*** STORED ROWS ***

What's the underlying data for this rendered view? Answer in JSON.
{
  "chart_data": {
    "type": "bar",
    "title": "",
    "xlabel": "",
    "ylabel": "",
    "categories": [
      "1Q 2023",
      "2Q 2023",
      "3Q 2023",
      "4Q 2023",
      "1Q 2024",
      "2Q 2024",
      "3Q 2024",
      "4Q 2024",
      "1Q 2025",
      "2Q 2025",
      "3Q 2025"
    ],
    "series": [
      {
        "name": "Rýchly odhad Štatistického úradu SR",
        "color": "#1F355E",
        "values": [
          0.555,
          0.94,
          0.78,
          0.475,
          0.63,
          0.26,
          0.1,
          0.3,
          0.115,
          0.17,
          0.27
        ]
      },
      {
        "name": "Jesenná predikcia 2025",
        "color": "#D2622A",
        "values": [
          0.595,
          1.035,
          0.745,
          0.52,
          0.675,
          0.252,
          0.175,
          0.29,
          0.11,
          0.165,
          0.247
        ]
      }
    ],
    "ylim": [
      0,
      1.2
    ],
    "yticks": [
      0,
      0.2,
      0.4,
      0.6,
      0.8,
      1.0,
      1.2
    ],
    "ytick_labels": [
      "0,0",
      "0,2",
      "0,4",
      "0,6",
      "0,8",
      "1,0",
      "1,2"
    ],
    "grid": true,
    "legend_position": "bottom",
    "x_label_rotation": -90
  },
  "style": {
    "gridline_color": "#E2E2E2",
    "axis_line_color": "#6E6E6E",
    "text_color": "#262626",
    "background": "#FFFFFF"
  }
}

***

Reply with one number only: how many lines of the listing hold "name"?

**SOLUTION:** 2